## YOUR OBJECTIVE
Locate each row below that contains the string "item", and copy every such row in full.

## THE DATA
*-*-*

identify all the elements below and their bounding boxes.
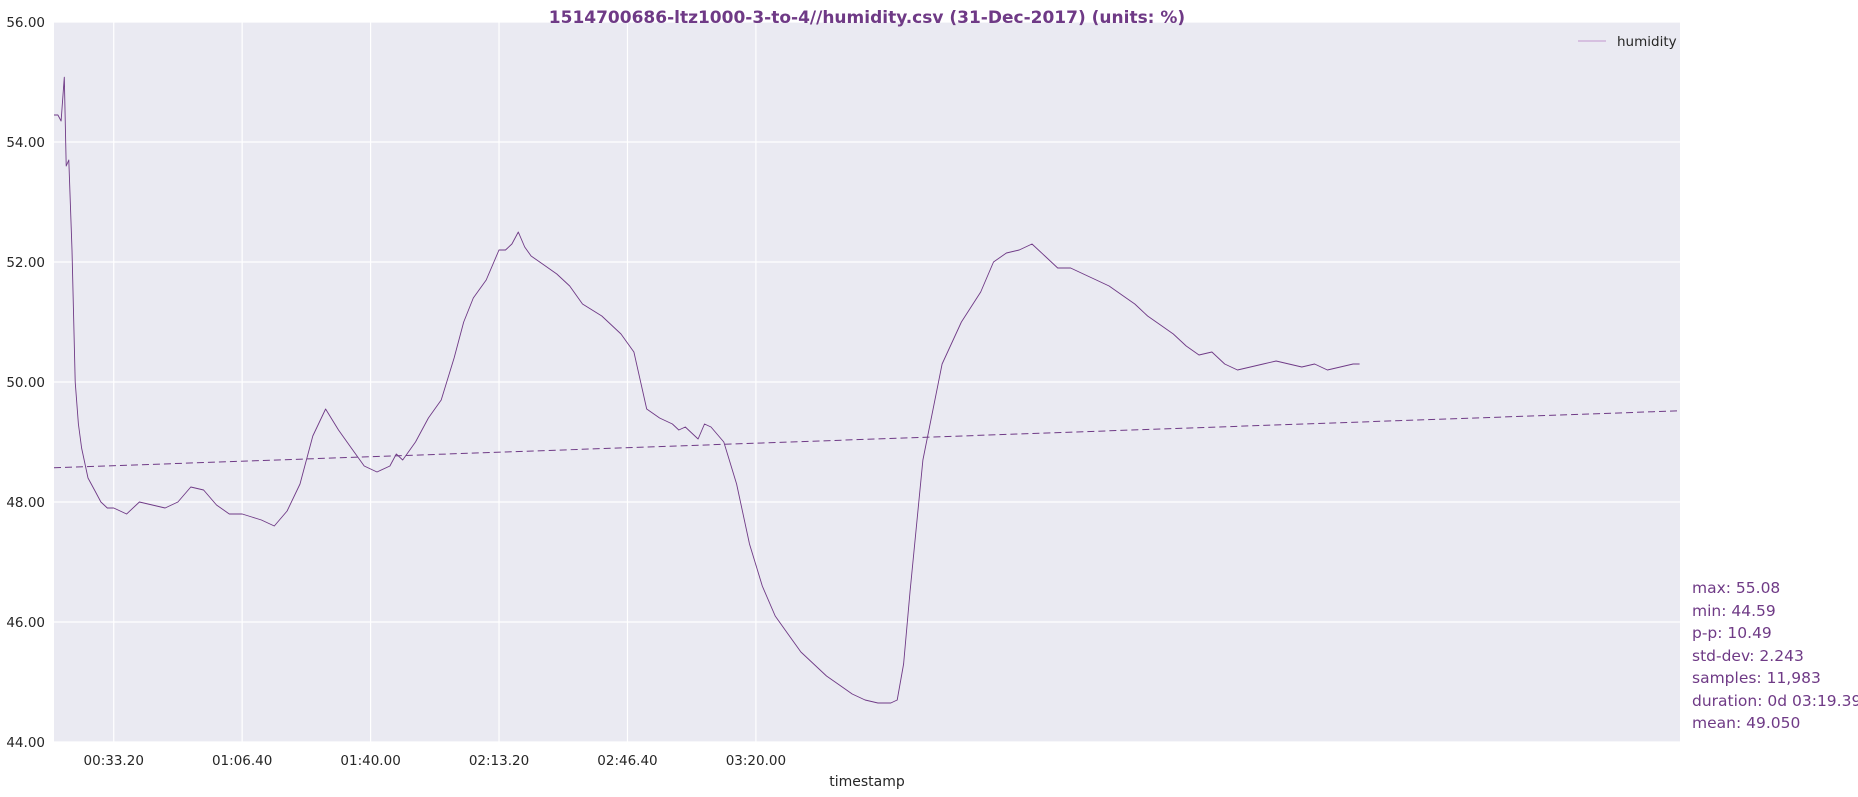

*-*-*

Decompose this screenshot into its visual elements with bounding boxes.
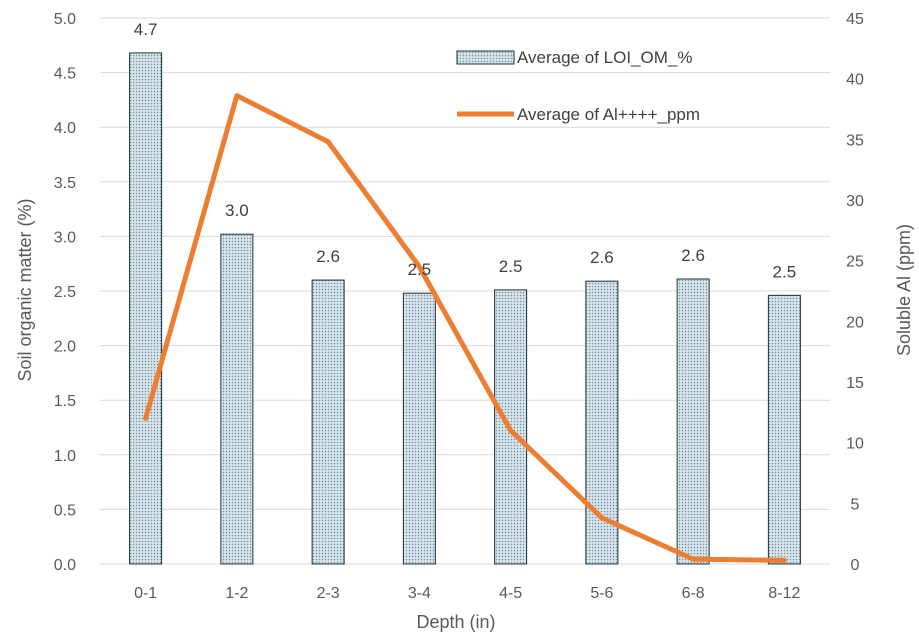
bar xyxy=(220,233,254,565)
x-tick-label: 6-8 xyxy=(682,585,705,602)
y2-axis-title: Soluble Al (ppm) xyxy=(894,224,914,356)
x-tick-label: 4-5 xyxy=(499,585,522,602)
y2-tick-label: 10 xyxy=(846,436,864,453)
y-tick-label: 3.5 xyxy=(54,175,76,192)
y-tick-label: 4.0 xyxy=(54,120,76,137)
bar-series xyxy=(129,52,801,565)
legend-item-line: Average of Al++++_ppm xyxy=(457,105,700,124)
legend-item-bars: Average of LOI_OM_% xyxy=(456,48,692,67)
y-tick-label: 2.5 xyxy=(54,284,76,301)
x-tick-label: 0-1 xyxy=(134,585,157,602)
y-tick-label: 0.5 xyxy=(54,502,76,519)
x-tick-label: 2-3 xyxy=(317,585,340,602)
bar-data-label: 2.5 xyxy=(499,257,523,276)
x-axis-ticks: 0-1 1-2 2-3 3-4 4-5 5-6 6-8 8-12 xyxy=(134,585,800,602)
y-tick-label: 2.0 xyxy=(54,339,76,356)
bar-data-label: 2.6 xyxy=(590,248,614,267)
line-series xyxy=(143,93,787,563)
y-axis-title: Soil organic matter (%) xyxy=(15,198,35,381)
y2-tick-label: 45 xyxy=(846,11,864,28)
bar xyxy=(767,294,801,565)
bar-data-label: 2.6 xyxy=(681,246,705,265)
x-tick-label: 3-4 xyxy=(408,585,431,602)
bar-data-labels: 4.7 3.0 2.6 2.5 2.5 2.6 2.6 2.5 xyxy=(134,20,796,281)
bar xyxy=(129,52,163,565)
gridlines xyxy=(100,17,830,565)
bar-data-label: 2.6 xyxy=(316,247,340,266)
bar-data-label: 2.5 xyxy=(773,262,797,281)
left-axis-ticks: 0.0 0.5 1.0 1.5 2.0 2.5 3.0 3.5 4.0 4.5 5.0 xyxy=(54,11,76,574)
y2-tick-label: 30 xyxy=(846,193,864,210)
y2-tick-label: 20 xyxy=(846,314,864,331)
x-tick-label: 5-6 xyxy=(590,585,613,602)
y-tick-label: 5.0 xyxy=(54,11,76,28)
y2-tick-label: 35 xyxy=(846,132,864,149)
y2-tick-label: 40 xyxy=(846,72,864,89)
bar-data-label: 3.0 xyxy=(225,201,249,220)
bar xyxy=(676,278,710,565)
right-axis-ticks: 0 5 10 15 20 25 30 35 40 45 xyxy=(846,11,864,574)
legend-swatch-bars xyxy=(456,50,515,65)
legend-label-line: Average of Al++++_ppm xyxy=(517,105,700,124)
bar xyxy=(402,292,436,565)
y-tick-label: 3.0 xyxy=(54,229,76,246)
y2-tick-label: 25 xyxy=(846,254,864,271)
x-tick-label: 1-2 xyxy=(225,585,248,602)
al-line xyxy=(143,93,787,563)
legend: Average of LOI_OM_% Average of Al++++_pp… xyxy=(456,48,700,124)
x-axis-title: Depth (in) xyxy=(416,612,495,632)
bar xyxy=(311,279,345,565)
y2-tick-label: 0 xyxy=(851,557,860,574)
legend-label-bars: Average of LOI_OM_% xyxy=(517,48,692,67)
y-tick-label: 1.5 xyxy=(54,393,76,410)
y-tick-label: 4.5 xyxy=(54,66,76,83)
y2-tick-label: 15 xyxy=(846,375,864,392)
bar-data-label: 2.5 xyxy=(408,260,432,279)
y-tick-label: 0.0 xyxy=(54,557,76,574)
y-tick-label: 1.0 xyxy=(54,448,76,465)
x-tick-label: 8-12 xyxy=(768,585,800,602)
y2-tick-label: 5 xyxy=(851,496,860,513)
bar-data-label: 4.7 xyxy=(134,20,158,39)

*-*-*

## OUTPUT OF THE TASK
legend-item-line: Average of Al++++_ppm xyxy=(457,105,700,124)
legend-item-bars: Average of LOI_OM_% xyxy=(456,48,692,67)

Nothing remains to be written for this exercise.